*Required task*
Look below. Copy each line that has "triangle" in it.

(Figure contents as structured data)
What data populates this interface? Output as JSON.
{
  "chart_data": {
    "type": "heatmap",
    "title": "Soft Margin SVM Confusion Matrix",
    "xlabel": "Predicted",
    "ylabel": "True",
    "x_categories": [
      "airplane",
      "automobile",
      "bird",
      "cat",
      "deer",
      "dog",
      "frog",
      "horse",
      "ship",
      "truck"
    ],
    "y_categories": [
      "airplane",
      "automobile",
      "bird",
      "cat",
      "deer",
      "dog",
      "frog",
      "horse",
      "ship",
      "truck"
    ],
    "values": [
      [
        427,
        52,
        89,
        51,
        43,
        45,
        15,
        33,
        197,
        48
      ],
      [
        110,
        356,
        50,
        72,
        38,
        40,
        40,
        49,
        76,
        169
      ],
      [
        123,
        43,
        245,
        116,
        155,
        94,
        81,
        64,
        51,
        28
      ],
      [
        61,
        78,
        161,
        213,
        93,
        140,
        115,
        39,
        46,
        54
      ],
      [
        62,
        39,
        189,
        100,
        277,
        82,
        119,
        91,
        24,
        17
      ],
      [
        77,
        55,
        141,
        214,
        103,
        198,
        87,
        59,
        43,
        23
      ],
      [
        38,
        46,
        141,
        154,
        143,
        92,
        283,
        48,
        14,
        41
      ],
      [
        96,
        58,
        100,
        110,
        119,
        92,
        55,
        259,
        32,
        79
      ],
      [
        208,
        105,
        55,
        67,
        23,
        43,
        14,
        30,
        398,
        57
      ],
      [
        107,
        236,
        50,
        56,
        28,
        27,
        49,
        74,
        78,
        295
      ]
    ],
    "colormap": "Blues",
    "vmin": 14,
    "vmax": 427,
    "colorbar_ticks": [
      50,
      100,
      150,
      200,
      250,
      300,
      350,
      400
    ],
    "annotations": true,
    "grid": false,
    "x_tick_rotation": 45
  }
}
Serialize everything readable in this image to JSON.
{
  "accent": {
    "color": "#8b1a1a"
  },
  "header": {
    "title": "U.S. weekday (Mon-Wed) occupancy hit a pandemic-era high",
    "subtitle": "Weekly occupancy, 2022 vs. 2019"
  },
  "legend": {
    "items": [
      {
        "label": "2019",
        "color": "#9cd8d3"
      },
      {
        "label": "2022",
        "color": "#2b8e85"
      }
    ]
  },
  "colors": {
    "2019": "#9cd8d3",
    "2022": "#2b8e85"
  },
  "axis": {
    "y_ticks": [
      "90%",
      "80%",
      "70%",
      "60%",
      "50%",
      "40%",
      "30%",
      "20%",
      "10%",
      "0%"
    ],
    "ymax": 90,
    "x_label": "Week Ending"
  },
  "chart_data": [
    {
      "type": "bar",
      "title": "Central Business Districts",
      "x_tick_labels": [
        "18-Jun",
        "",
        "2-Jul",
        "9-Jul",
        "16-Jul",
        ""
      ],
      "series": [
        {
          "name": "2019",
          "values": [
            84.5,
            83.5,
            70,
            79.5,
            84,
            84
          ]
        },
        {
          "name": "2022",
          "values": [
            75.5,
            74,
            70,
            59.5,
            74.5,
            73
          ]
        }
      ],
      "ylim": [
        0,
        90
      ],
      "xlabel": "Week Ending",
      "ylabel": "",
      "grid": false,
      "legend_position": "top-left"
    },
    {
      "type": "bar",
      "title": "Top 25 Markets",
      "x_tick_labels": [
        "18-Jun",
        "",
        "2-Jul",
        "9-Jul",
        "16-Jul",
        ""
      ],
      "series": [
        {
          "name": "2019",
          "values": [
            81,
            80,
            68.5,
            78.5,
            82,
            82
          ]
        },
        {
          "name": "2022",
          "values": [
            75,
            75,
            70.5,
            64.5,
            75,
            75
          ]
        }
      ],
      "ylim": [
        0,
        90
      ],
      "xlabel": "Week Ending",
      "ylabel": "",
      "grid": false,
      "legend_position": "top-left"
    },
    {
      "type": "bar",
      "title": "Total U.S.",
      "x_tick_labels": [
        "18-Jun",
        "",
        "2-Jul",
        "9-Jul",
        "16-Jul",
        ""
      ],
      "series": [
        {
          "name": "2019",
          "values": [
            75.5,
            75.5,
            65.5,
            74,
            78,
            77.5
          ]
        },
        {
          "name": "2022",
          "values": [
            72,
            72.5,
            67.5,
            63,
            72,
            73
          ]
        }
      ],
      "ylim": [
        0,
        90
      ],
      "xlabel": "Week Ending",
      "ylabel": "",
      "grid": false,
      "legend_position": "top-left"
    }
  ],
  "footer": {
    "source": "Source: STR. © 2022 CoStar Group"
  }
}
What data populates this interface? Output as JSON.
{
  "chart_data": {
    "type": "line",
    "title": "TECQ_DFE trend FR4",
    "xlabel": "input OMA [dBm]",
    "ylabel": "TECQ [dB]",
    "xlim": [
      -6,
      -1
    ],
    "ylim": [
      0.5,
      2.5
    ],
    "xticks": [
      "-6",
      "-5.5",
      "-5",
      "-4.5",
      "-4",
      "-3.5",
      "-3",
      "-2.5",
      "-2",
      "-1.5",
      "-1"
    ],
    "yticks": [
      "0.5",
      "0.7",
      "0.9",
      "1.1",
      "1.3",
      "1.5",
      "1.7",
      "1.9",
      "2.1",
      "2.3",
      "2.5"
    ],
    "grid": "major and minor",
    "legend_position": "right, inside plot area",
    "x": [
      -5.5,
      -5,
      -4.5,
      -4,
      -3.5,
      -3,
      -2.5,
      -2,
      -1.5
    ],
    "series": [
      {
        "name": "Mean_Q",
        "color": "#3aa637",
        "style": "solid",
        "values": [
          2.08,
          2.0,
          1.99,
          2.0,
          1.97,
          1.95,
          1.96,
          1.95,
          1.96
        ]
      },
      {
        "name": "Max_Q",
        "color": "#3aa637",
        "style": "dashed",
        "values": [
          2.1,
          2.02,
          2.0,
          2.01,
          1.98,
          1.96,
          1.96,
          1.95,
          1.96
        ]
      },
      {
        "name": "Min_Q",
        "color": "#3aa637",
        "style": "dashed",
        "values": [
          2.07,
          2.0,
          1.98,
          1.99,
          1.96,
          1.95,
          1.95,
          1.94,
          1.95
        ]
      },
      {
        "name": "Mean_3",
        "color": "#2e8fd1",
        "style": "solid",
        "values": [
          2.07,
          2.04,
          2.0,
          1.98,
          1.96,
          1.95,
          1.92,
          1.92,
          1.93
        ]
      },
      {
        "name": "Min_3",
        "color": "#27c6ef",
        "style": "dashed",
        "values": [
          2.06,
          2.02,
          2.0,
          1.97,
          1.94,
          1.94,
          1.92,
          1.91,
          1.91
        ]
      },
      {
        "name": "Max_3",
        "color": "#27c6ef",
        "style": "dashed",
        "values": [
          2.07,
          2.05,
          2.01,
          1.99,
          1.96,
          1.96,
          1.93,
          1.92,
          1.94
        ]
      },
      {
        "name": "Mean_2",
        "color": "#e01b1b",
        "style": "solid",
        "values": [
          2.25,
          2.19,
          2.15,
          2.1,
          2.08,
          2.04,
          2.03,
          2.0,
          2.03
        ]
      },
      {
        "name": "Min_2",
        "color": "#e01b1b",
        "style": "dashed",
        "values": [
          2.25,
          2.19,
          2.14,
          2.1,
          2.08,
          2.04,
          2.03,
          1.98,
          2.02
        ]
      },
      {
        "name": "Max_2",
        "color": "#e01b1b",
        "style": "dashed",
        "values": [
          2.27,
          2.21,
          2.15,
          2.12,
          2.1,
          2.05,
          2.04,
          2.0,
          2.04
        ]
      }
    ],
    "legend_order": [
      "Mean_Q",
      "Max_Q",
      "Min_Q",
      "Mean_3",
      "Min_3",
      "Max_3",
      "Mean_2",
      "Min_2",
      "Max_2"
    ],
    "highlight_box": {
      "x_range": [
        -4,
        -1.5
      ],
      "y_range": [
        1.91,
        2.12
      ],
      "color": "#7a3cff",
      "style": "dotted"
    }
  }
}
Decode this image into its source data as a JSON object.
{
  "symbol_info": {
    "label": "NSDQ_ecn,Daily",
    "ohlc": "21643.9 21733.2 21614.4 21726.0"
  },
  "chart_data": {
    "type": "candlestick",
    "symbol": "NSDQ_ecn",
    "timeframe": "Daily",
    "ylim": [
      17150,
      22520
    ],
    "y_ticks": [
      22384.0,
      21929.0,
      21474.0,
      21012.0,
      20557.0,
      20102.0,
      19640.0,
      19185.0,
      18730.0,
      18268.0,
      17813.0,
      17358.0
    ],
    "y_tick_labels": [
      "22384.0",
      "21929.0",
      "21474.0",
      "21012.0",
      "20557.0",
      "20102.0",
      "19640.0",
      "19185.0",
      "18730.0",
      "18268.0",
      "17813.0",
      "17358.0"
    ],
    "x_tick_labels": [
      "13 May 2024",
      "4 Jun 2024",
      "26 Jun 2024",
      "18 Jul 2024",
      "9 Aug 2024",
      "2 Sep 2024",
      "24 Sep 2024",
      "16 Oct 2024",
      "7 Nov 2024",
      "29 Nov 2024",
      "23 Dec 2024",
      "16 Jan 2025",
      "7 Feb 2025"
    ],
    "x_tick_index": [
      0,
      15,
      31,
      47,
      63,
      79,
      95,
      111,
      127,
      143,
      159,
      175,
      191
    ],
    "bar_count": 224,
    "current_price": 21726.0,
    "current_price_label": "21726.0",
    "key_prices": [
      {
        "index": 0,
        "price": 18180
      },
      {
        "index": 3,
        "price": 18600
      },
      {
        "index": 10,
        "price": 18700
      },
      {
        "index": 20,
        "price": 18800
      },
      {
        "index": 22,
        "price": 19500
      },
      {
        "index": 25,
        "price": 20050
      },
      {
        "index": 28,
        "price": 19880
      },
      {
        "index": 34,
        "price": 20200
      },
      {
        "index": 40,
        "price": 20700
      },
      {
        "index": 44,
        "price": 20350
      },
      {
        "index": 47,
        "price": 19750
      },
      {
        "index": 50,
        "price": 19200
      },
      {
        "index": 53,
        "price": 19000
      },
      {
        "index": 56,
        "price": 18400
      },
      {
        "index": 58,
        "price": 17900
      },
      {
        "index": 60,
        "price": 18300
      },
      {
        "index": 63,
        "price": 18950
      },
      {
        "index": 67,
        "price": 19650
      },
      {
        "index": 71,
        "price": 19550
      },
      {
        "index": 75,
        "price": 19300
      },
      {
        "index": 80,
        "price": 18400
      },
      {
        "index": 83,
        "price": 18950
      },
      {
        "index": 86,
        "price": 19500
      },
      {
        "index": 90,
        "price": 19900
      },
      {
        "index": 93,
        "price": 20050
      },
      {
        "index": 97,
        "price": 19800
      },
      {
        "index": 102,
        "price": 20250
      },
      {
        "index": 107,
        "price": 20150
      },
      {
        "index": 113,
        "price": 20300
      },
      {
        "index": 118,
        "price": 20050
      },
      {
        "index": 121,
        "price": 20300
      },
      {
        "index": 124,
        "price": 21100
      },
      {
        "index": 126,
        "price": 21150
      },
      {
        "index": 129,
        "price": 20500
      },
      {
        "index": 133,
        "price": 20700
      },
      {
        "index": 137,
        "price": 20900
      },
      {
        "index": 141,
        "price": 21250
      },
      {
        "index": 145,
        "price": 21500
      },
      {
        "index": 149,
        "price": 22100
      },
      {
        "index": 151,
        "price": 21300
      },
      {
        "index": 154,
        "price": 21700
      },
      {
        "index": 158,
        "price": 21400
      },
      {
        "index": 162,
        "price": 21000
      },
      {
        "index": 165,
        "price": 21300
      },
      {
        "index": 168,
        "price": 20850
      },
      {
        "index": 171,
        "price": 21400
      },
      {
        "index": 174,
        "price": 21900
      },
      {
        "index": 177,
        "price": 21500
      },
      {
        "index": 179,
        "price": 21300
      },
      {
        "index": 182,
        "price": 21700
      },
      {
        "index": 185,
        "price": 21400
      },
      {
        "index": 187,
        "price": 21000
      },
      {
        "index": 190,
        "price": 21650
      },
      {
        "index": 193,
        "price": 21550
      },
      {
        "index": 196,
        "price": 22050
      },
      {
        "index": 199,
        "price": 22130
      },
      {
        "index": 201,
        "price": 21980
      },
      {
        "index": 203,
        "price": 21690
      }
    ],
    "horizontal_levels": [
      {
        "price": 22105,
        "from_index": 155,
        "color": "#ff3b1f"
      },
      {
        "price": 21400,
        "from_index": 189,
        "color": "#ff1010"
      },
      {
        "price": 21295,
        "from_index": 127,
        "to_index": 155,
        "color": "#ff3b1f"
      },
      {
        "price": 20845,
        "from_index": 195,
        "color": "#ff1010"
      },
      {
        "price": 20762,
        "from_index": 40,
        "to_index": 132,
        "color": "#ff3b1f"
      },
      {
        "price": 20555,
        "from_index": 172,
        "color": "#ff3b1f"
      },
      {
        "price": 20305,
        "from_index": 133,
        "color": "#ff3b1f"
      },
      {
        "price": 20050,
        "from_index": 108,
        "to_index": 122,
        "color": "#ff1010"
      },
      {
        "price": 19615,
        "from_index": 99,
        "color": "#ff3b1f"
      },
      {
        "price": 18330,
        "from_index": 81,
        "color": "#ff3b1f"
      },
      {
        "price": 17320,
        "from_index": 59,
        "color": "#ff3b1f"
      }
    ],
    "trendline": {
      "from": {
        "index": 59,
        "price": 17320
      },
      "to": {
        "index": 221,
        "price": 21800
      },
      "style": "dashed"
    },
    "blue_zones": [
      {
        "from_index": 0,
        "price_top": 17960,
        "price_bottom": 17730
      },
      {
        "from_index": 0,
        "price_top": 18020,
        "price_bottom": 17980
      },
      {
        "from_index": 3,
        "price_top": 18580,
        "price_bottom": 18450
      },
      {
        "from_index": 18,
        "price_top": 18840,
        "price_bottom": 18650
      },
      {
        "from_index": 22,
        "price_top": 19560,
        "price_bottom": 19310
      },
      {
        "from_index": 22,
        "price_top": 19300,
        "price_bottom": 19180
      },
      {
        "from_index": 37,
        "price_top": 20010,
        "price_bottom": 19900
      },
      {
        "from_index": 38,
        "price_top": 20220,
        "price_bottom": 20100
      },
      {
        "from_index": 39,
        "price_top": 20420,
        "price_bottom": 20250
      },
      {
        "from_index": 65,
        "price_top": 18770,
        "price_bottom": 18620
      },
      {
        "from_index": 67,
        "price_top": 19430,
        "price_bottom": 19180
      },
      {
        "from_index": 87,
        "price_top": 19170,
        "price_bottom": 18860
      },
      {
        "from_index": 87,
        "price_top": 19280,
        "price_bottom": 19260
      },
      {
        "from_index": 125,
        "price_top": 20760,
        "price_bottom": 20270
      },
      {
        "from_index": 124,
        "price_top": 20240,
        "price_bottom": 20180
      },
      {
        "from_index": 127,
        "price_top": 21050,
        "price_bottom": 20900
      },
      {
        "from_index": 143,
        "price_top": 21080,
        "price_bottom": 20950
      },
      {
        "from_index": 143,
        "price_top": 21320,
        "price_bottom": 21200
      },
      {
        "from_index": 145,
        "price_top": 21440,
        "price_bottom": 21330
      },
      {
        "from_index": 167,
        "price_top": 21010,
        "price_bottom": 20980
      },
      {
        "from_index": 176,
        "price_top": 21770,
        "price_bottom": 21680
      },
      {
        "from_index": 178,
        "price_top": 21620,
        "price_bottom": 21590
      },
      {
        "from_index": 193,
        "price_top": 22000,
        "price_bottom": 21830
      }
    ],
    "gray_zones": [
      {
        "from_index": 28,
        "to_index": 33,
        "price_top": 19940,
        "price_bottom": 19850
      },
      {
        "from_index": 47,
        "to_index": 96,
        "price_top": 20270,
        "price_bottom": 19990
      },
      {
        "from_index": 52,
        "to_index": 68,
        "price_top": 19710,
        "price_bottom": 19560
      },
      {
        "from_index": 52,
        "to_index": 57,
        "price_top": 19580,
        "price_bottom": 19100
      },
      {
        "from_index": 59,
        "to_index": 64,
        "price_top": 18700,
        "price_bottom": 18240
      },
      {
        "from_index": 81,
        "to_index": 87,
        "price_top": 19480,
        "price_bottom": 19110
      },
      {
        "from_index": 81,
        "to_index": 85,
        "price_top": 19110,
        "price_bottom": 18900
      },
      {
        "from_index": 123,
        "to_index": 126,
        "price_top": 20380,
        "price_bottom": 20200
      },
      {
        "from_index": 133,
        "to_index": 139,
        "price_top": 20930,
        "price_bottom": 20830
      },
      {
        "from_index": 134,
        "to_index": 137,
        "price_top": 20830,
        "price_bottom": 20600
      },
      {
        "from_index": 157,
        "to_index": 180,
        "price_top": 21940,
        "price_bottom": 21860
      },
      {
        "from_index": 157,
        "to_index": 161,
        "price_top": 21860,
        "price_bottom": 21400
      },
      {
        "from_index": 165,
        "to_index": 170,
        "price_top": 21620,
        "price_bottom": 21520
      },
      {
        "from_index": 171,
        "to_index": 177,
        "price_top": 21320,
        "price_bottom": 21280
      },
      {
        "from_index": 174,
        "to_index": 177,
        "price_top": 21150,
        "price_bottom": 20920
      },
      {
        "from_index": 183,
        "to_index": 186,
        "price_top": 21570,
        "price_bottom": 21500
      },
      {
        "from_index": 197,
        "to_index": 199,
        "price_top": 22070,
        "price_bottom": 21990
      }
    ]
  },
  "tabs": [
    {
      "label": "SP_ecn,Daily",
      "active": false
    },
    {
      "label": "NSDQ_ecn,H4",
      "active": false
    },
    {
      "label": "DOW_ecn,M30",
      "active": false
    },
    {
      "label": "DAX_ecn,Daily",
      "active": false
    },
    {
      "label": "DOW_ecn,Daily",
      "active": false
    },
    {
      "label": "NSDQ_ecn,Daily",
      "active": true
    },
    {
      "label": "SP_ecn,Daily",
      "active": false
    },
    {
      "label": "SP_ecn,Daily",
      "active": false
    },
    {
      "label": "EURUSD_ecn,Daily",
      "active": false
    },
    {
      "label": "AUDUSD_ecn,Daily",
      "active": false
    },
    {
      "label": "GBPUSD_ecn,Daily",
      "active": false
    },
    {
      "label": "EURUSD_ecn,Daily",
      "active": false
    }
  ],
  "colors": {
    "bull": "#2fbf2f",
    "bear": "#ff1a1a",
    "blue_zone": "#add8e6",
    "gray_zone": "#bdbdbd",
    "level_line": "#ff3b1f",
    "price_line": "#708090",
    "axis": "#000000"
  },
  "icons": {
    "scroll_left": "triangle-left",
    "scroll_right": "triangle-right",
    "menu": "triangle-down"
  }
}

*Finished answer*
    "scroll_left": "triangle-left",
    "scroll_right": "triangle-right",
    "menu": "triangle-down"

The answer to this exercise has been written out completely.